## Exercise description
Leave out the pictures and copy every record exactly.

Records

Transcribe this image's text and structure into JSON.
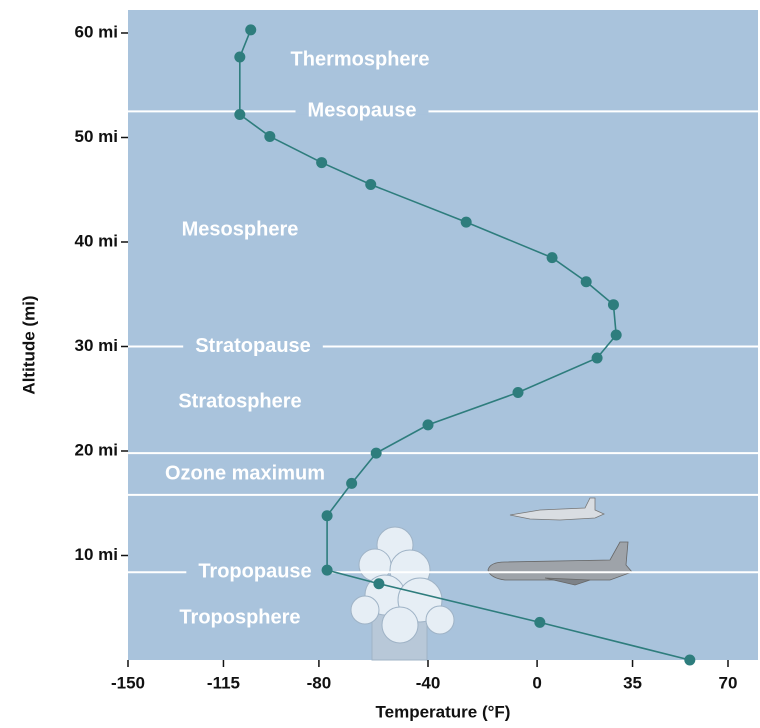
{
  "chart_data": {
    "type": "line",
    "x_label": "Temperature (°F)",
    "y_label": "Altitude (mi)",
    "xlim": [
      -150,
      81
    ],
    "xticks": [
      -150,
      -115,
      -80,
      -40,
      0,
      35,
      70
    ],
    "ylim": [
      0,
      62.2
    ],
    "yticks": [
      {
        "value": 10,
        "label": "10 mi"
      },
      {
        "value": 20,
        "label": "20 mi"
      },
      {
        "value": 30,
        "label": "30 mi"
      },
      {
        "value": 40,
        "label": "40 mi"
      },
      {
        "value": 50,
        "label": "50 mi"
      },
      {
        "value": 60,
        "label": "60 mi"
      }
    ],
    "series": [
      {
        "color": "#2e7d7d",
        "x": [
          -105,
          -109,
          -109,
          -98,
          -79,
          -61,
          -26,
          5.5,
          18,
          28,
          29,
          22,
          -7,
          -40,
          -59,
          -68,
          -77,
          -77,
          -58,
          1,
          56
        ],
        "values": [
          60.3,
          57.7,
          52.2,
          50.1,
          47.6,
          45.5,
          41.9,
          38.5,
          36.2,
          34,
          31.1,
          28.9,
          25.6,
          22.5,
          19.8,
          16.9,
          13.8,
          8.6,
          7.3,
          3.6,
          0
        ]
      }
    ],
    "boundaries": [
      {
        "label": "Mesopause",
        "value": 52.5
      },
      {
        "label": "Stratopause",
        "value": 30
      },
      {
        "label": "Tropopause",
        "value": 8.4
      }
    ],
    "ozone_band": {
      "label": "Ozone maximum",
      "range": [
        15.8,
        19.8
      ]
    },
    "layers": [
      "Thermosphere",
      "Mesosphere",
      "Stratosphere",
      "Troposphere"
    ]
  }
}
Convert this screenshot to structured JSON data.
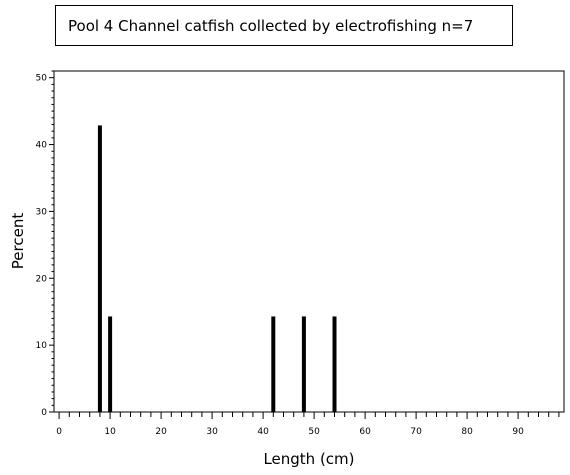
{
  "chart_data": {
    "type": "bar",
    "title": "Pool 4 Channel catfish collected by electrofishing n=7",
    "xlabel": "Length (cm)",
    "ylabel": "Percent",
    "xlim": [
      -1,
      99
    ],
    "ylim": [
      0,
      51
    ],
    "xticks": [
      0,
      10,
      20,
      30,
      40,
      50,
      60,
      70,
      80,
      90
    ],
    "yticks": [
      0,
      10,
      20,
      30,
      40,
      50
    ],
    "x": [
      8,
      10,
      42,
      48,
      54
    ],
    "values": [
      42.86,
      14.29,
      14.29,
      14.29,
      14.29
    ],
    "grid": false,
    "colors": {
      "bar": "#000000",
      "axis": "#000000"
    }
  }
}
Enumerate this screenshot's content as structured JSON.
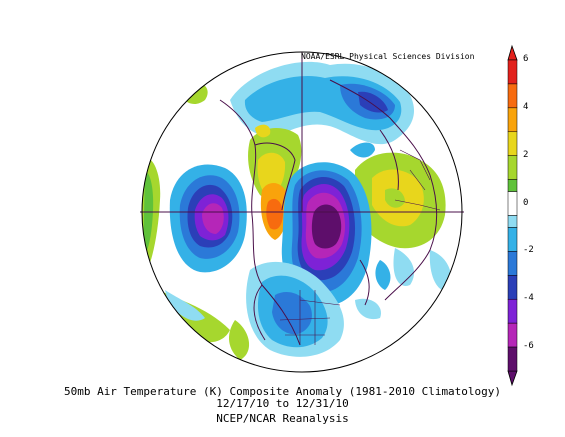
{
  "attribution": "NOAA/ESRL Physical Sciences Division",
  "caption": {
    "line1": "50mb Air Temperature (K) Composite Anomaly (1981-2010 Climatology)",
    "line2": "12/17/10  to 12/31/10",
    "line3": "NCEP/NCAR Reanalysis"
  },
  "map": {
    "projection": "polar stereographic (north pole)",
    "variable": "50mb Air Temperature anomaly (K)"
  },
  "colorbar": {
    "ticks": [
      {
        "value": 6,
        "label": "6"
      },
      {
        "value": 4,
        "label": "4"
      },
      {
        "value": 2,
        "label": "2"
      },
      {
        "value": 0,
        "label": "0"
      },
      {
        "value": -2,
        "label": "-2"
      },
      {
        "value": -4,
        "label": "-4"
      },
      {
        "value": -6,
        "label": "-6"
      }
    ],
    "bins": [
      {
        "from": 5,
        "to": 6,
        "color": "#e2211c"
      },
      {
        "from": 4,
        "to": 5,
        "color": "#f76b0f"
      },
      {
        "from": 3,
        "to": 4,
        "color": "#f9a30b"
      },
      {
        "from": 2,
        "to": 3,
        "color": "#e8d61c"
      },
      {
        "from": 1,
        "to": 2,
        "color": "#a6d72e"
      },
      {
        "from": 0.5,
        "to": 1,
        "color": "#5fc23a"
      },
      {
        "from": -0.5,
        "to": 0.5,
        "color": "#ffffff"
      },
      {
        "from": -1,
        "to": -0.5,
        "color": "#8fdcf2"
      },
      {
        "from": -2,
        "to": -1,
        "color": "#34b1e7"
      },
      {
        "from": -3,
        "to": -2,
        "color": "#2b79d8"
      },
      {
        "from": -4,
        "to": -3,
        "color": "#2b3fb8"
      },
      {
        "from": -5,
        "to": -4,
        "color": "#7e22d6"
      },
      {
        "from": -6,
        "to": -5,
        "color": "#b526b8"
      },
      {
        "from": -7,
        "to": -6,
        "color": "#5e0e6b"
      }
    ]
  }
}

## Result for this task
Transcribe this image's text and structure into JSON.
{
  "chart_data": {
    "type": "line",
    "x_label": "Temperature (°F)",
    "y_label": "Altitude (mi)",
    "xlim": [
      -150,
      81
    ],
    "xticks": [
      -150,
      -115,
      -80,
      -40,
      0,
      35,
      70
    ],
    "ylim": [
      0,
      62.2
    ],
    "yticks": [
      {
        "value": 10,
        "label": "10 mi"
      },
      {
        "value": 20,
        "label": "20 mi"
      },
      {
        "value": 30,
        "label": "30 mi"
      },
      {
        "value": 40,
        "label": "40 mi"
      },
      {
        "value": 50,
        "label": "50 mi"
      },
      {
        "value": 60,
        "label": "60 mi"
      }
    ],
    "series": [
      {
        "color": "#2e7d7d",
        "x": [
          -105,
          -109,
          -109,
          -98,
          -79,
          -61,
          -26,
          5.5,
          18,
          28,
          29,
          22,
          -7,
          -40,
          -59,
          -68,
          -77,
          -77,
          -58,
          1,
          56
        ],
        "values": [
          60.3,
          57.7,
          52.2,
          50.1,
          47.6,
          45.5,
          41.9,
          38.5,
          36.2,
          34,
          31.1,
          28.9,
          25.6,
          22.5,
          19.8,
          16.9,
          13.8,
          8.6,
          7.3,
          3.6,
          0
        ]
      }
    ],
    "boundaries": [
      {
        "label": "Mesopause",
        "value": 52.5
      },
      {
        "label": "Stratopause",
        "value": 30
      },
      {
        "label": "Tropopause",
        "value": 8.4
      }
    ],
    "ozone_band": {
      "label": "Ozone maximum",
      "range": [
        15.8,
        19.8
      ]
    },
    "layers": [
      "Thermosphere",
      "Mesosphere",
      "Stratosphere",
      "Troposphere"
    ]
  }
}
Convert this screenshot to structured JSON data.
{
  "chart_data": {
    "type": "bar",
    "title": "Pool 4 Channel catfish collected by electrofishing n=7",
    "xlabel": "Length (cm)",
    "ylabel": "Percent",
    "xlim": [
      -1,
      99
    ],
    "ylim": [
      0,
      51
    ],
    "xticks": [
      0,
      10,
      20,
      30,
      40,
      50,
      60,
      70,
      80,
      90
    ],
    "yticks": [
      0,
      10,
      20,
      30,
      40,
      50
    ],
    "x": [
      8,
      10,
      42,
      48,
      54
    ],
    "values": [
      42.86,
      14.29,
      14.29,
      14.29,
      14.29
    ],
    "grid": false,
    "colors": {
      "bar": "#000000",
      "axis": "#000000"
    }
  }
}
Enumerate this screenshot's content as structured JSON.
{
  "attribution": "NOAA/ESRL Physical Sciences Division",
  "caption": {
    "line1": "50mb Air Temperature (K) Composite Anomaly (1981-2010 Climatology)",
    "line2": "12/17/10  to 12/31/10",
    "line3": "NCEP/NCAR Reanalysis"
  },
  "map": {
    "projection": "polar stereographic (north pole)",
    "variable": "50mb Air Temperature anomaly (K)"
  },
  "colorbar": {
    "ticks": [
      {
        "value": 6,
        "label": "6"
      },
      {
        "value": 4,
        "label": "4"
      },
      {
        "value": 2,
        "label": "2"
      },
      {
        "value": 0,
        "label": "0"
      },
      {
        "value": -2,
        "label": "-2"
      },
      {
        "value": -4,
        "label": "-4"
      },
      {
        "value": -6,
        "label": "-6"
      }
    ],
    "bins": [
      {
        "from": 5,
        "to": 6,
        "color": "#e2211c"
      },
      {
        "from": 4,
        "to": 5,
        "color": "#f76b0f"
      },
      {
        "from": 3,
        "to": 4,
        "color": "#f9a30b"
      },
      {
        "from": 2,
        "to": 3,
        "color": "#e8d61c"
      },
      {
        "from": 1,
        "to": 2,
        "color": "#a6d72e"
      },
      {
        "from": 0.5,
        "to": 1,
        "color": "#5fc23a"
      },
      {
        "from": -0.5,
        "to": 0.5,
        "color": "#ffffff"
      },
      {
        "from": -1,
        "to": -0.5,
        "color": "#8fdcf2"
      },
      {
        "from": -2,
        "to": -1,
        "color": "#34b1e7"
      },
      {
        "from": -3,
        "to": -2,
        "color": "#2b79d8"
      },
      {
        "from": -4,
        "to": -3,
        "color": "#2b3fb8"
      },
      {
        "from": -5,
        "to": -4,
        "color": "#7e22d6"
      },
      {
        "from": -6,
        "to": -5,
        "color": "#b526b8"
      },
      {
        "from": -7,
        "to": -6,
        "color": "#5e0e6b"
      }
    ]
  }
}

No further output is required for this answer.